----- MATERIAL FOR THE TASK

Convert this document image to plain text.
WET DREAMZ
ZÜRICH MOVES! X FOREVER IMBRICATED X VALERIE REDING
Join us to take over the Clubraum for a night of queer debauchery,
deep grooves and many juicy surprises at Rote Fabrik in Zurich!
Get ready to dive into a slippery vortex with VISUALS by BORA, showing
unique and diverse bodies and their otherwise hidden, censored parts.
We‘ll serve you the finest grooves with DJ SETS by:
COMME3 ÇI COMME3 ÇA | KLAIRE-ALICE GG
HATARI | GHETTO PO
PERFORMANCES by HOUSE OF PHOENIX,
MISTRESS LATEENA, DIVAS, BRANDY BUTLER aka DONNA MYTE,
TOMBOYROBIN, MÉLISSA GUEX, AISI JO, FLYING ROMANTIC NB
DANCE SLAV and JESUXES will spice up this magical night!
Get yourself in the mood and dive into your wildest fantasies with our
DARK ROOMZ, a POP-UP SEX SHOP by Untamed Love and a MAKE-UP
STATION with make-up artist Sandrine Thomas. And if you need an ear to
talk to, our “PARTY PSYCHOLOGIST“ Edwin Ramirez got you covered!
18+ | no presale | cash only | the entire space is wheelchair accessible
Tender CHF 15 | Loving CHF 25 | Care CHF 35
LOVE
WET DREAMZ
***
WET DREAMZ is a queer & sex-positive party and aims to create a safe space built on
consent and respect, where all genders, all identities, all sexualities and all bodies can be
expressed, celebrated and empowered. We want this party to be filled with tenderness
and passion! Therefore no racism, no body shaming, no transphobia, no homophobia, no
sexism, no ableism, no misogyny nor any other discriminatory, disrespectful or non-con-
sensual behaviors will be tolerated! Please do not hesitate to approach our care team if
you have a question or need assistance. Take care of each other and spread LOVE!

----------

TASK DETAILS: In the data above, count the lines where the word "night" appears; reply with the number only.

SOLUTION TO THE EXERCISE: 2